- [Problem] Locate every line below that contains the word "JSON" and copy it.

- [Data for the task]
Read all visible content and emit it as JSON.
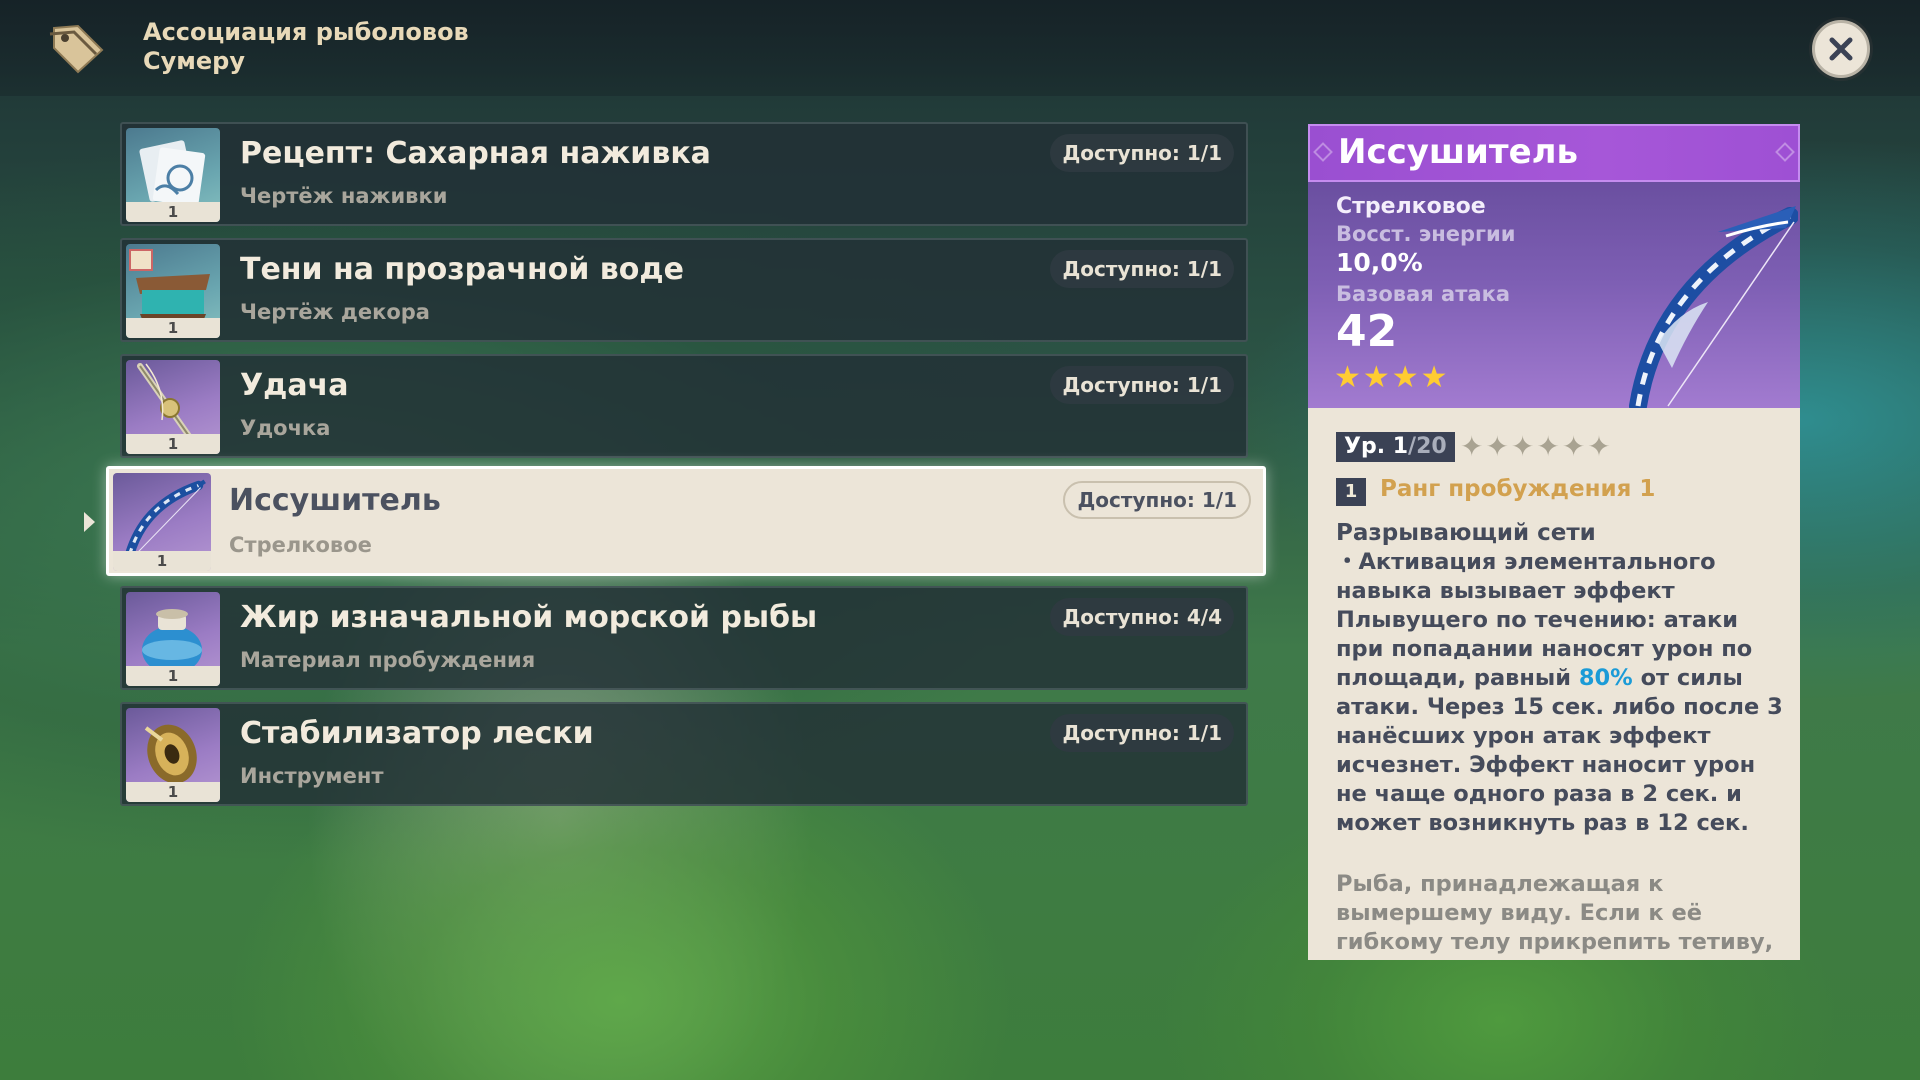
{
  "header": {
    "title_line1": "Ассоциация рыболовов",
    "title_line2": "Сумеру",
    "icon": "tag-icon",
    "close_icon": "close-icon"
  },
  "items": [
    {
      "title": "Рецепт: Сахарная наживка",
      "subtitle": "Чертёж наживки",
      "available": "Доступно: 1/1",
      "count": "1",
      "icon": "blueprint-icon",
      "selected": false
    },
    {
      "title": "Тени на прозрачной воде",
      "subtitle": "Чертёж декора",
      "available": "Доступно: 1/1",
      "count": "1",
      "icon": "furnishing-icon",
      "selected": false
    },
    {
      "title": "Удача",
      "subtitle": "Удочка",
      "available": "Доступно: 1/1",
      "count": "1",
      "icon": "fishing-rod-icon",
      "selected": false
    },
    {
      "title": "Иссушитель",
      "subtitle": "Стрелковое",
      "available": "Доступно: 1/1",
      "count": "1",
      "icon": "bow-icon",
      "selected": true
    },
    {
      "title": "Жир изначальной морской рыбы",
      "subtitle": "Материал пробуждения",
      "available": "Доступно: 4/4",
      "count": "1",
      "icon": "jar-icon",
      "selected": false
    },
    {
      "title": "Стабилизатор лески",
      "subtitle": "Инструмент",
      "available": "Доступно: 1/1",
      "count": "1",
      "icon": "reel-icon",
      "selected": false
    }
  ],
  "detail": {
    "name": "Иссушитель",
    "weapon_type": "Стрелковое",
    "secondary_stat_label": "Восст. энергии",
    "secondary_stat_value": "10,0%",
    "base_atk_label": "Базовая атака",
    "base_atk_value": "42",
    "rarity": 4,
    "rarity_stars": "★★★★",
    "level_prefix": "Ур. 1",
    "level_max": "/20",
    "ascension_stars": "✦✦✦✦✦✦",
    "refinement_num": "1",
    "refinement_text": "Ранг пробуждения 1",
    "passive_name": "Разрывающий сети",
    "passive_pre": "・Активация элементального навыка вызывает эффект Плывущего по течению: атаки при попадании наносят урон по площади, равный ",
    "passive_highlight": "80%",
    "passive_post": " от силы атаки. Через 15 сек. либо после 3 нанёсших урон атак эффект исчезнет. Эффект наносит урон не чаще одного раза в 2 сек. и может возникнуть раз в 12 сек.",
    "lore": "Рыба, принадлежащая к вымершему виду. Если к её гибкому телу прикрепить тетиву, она может послужить в качестве"
  },
  "colors": {
    "rarity4_header": "#a657d8",
    "highlight": "#1b9bd7",
    "refinement": "#d2a14f",
    "panel_bg": "#ece5d8"
  }
}
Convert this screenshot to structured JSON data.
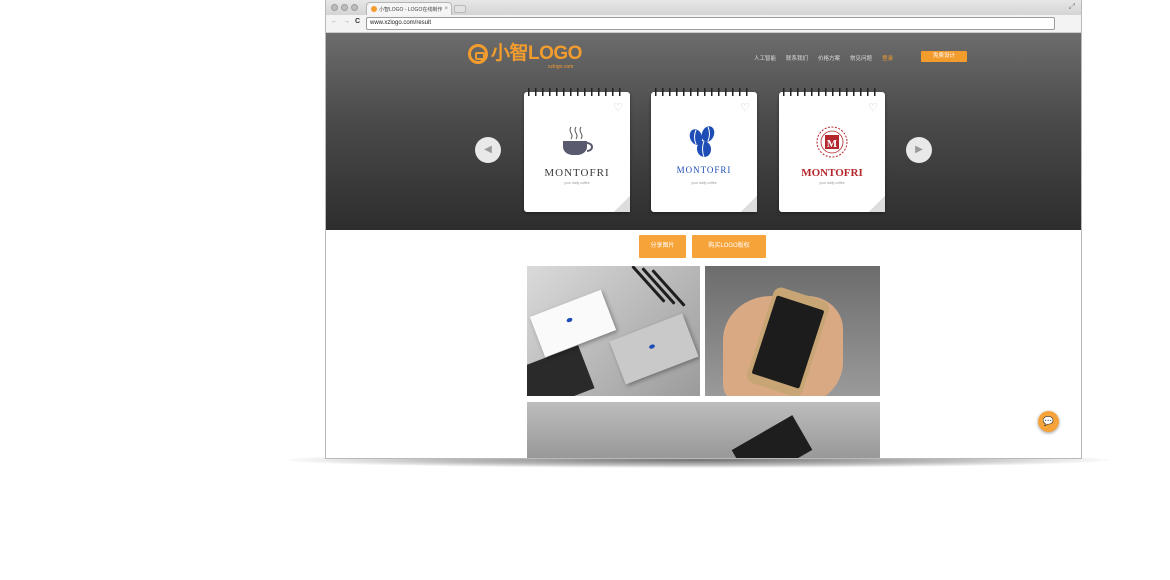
{
  "browser": {
    "tab_title": "小智LOGO - LOGO在线制作",
    "tab_close": "×",
    "window_control": "⤢",
    "address": "www.xzlogo.com/result"
  },
  "site": {
    "logo_text": "小智LOGO",
    "logo_sub": "xzlogo.com",
    "nav": [
      "人工智能",
      "联系我们",
      "价格方案",
      "常见问题",
      "登录"
    ],
    "nav_cta": "免费设计",
    "accent": "#f39c2e"
  },
  "carousel": {
    "prev_icon": "chevron-left-icon",
    "next_icon": "chevron-right-icon",
    "cards": [
      {
        "brand": "MONTOFRI",
        "tagline": "your daily coffee",
        "icon": "coffee-cup-icon",
        "color": "#3a3a3a"
      },
      {
        "brand": "MONTOFRI",
        "tagline": "your daily coffee",
        "icon": "coffee-beans-icon",
        "color": "#1e4db6"
      },
      {
        "brand": "MONTOFRI",
        "tagline": "your daily coffee",
        "icon": "m-emblem-icon",
        "color": "#b3282d"
      }
    ]
  },
  "actions": {
    "share": "分享图片",
    "buy": "购买LOGO版权"
  },
  "chat_icon": "chat-bubble-icon"
}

- [Finished answer]
Read all visible content and emit it as JSON.
Convert this screenshot to structured JSON data.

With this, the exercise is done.